** begin Records to process **

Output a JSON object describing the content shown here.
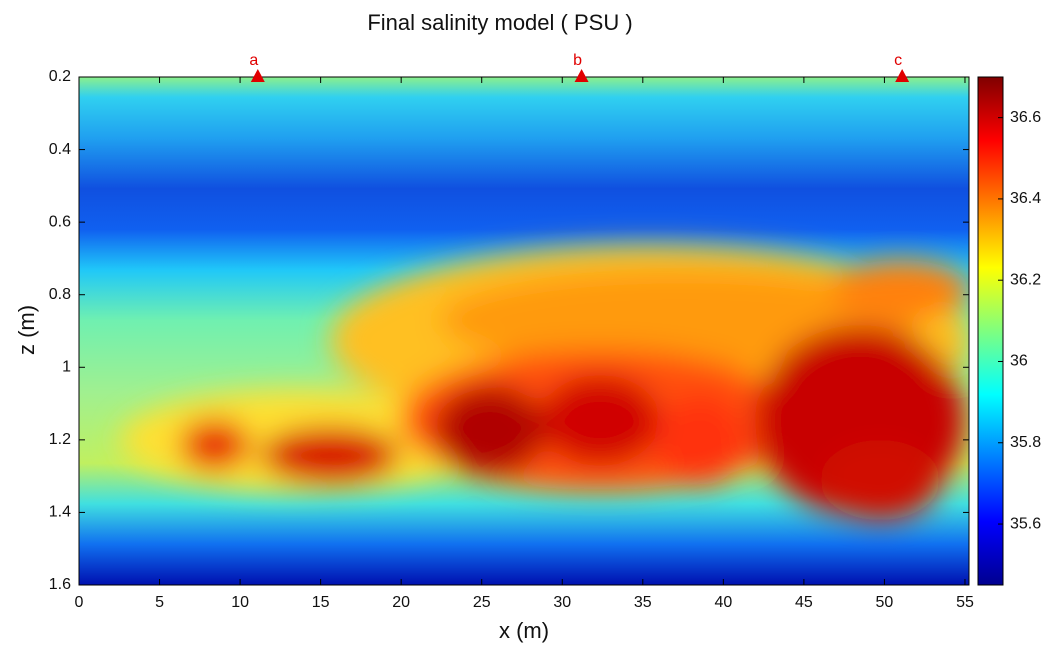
{
  "chart_data": {
    "type": "heatmap",
    "title": "Final salinity model ( PSU )",
    "x_label": "x (m)",
    "y_label": "z (m)",
    "xlim": [
      0,
      55.25
    ],
    "xticks": [
      0,
      5,
      10,
      15,
      20,
      25,
      30,
      35,
      40,
      45,
      50,
      55
    ],
    "ylim": [
      1.6,
      0.2
    ],
    "yticks": [
      0.2,
      0.4,
      0.6,
      0.8,
      1,
      1.2,
      1.4,
      1.6
    ],
    "clim": [
      35.45,
      36.7
    ],
    "cticks": [
      35.6,
      35.8,
      36,
      36.2,
      36.4,
      36.6
    ],
    "marker_color": "#e00000",
    "markers": [
      {
        "label": "a",
        "x": 11.1,
        "z": 0.2
      },
      {
        "label": "b",
        "x": 31.2,
        "z": 0.2
      },
      {
        "label": "c",
        "x": 51.1,
        "z": 0.2
      }
    ]
  }
}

** end Records to process **

Instructions to follow. Copy out each line exactly, without the pictures.

Result below.
Output a JSON object describing the content shown here.
{
  "chart_data": {
    "type": "heatmap",
    "title": "Final salinity model ( PSU )",
    "x_label": "x (m)",
    "y_label": "z (m)",
    "xlim": [
      0,
      55.25
    ],
    "xticks": [
      0,
      5,
      10,
      15,
      20,
      25,
      30,
      35,
      40,
      45,
      50,
      55
    ],
    "ylim": [
      1.6,
      0.2
    ],
    "yticks": [
      0.2,
      0.4,
      0.6,
      0.8,
      1,
      1.2,
      1.4,
      1.6
    ],
    "clim": [
      35.45,
      36.7
    ],
    "cticks": [
      35.6,
      35.8,
      36,
      36.2,
      36.4,
      36.6
    ],
    "marker_color": "#e00000",
    "markers": [
      {
        "label": "a",
        "x": 11.1,
        "z": 0.2
      },
      {
        "label": "b",
        "x": 31.2,
        "z": 0.2
      },
      {
        "label": "c",
        "x": 51.1,
        "z": 0.2
      }
    ]
  }
}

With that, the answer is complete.